- Problem details
Scan the entries below for the word "向上滑动时". Copy each line that has it.

- Given entries

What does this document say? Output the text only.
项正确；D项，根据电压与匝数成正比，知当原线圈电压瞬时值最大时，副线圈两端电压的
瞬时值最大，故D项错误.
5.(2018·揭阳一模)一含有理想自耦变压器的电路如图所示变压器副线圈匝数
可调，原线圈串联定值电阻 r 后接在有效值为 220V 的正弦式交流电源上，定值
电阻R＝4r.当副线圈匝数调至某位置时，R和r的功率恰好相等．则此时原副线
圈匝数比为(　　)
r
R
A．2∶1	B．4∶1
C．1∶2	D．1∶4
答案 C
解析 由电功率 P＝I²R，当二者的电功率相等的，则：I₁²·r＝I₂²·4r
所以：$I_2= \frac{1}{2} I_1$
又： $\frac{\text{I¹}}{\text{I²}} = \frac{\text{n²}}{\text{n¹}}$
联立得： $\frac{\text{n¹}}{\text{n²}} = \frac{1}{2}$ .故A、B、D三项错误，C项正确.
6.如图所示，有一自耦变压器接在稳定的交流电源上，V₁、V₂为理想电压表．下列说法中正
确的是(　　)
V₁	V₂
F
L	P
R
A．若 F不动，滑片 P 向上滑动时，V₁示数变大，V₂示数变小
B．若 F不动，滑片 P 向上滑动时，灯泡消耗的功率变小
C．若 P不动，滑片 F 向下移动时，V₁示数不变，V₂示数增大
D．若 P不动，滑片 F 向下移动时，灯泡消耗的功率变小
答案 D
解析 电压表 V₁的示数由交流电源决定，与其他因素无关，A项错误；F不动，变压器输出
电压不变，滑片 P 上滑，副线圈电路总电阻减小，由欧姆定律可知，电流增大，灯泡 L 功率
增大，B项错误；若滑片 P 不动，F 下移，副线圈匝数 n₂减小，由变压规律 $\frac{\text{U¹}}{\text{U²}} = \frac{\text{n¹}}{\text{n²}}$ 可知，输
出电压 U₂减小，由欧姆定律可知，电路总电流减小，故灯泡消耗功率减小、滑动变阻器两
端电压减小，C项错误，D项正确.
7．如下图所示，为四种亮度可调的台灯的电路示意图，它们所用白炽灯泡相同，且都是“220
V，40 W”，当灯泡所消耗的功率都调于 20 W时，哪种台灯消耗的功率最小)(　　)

- Finished answer
A．若 F不动，滑片 P 向上滑动时，V₁示数变大，V₂示数变小
B．若 F不动，滑片 P 向上滑动时，灯泡消耗的功率变小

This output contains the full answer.